*The input*.

○ ○ ○ ○ ○ ○ ○

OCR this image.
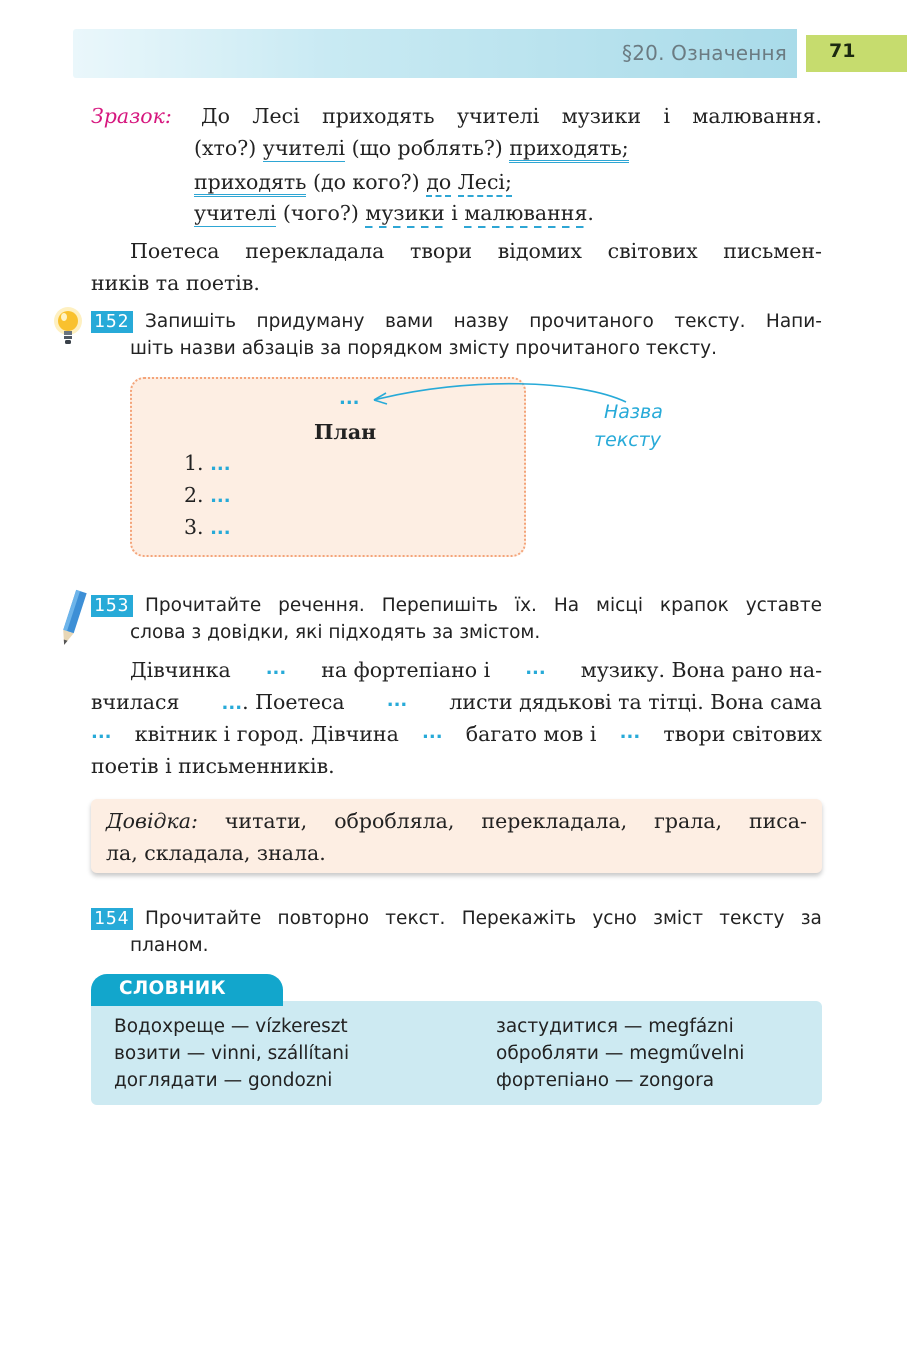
§20. Означення	71
Зразок: До Лесі приходять учителі музики і малювання.
(хто?) учителі (що роблять?) приходять;
приходять (до кого?) до Лесі;
учителі (чого?) музики і малювання.
Поетеса перекладала твори відомих світових письмен-
ників та поетів.
152 Запишіть придуману вами назву прочитаного тексту. Напи-
шіть назви абзаців за порядком змісту прочитаного тексту.
...
План
1. ...
2. ...
3. ...
Назва
тексту
153 Прочитайте речення. Перепишіть їх. На місці крапок уставте
слова з довідки, які підходять за змістом.
Дівчинка ... на фортепіано і ... музику. Вона рано на-
вчилася .... Поетеса ... листи дядькові та тітці. Вона сама
... квітник і город. Дівчина ... багато мов і ... твори світових
поетів і письменників.
Довідка: читати, обробляла, перекладала, грала, писа-
ла, складала, знала.
154 Прочитайте повторно текст. Перекажіть усно зміст тексту за
планом.
СЛОВНИК
Водохреще — vízkereszt
возити — vinni, szállítani
доглядати — gondozni
застудитися — megfázni
обробляти — megművelni
фортепіано — zongora
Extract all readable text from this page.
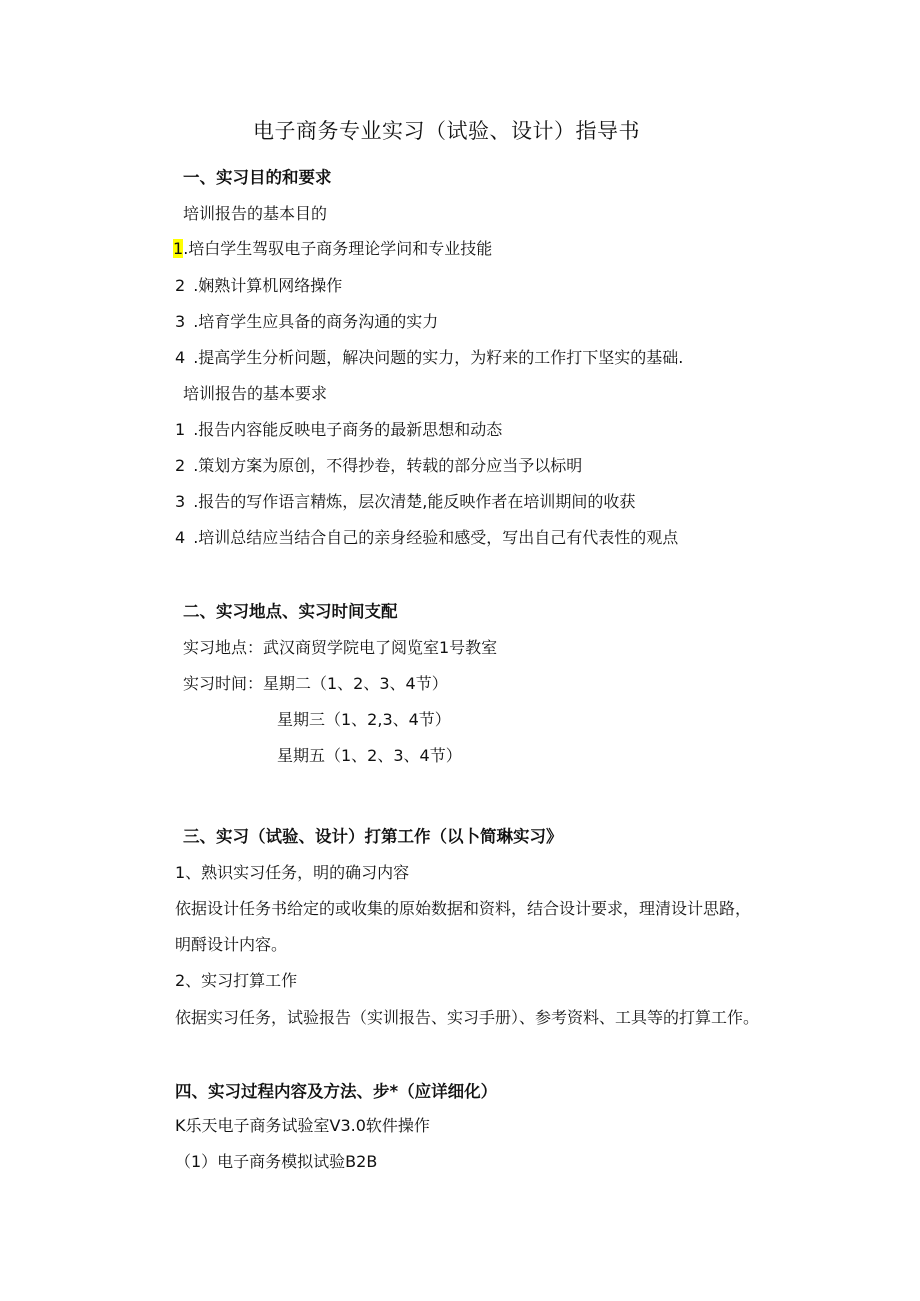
电子商务专业实习（试验、设计）指导书
一、实习目的和要求
培训报告的基本目的
1.培白学生驾驭电子商务理论学问和专业技能
2 .娴熟计算机网络操作
3 .培育学生应具备的商务沟通的实力
4 .提高学生分析问题，解决问题的实力，为籽来的工作打下坚实的基础.
培训报告的基本要求
1 .报告内容能反映电子商务的最新思想和动态
2 .策划方案为原创，不得抄卷，转载的部分应当予以标明
3 .报告的写作语言精炼，层次清楚,能反映作者在培训期间的收获
4 .培训总结应当结合自己的亲身经验和感受，写出自己有代表性的观点
二、实习地点、实习时间支配
实习地点：武汉商贸学院电了阅览室1号教室
实习时间：星期二（1、2、3、4节）
星期三（1、2,3、4节）
星期五（1、2、3、4节）
三、实习（试验、设计）打第工作（以卜简琳实习》
1、熟识实习任务，明的确习内容
依据设计任务书给定的或收集的原始数据和资料，结合设计要求，理清设计思路，
明酹设计内容。
2、实习打算工作
依据实习任务，试验报告（实训报告、实习手册）、参考资料、工具等的打算工作。
四、实习过程内容及方法、步*（应详细化）
K乐天电子商务试验室V3.0软件操作
（1）电子商务模拟试验B2B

○ ○ ○ ○ ○ ○ ○

*Aim of the exercise*. Identify each line in the records above containing the word "фортепіано"; copy those lines.

*Task answer*.
Дівчинка ... на фортепіано і ... музику. Вона рано на-
фортепіано — zongora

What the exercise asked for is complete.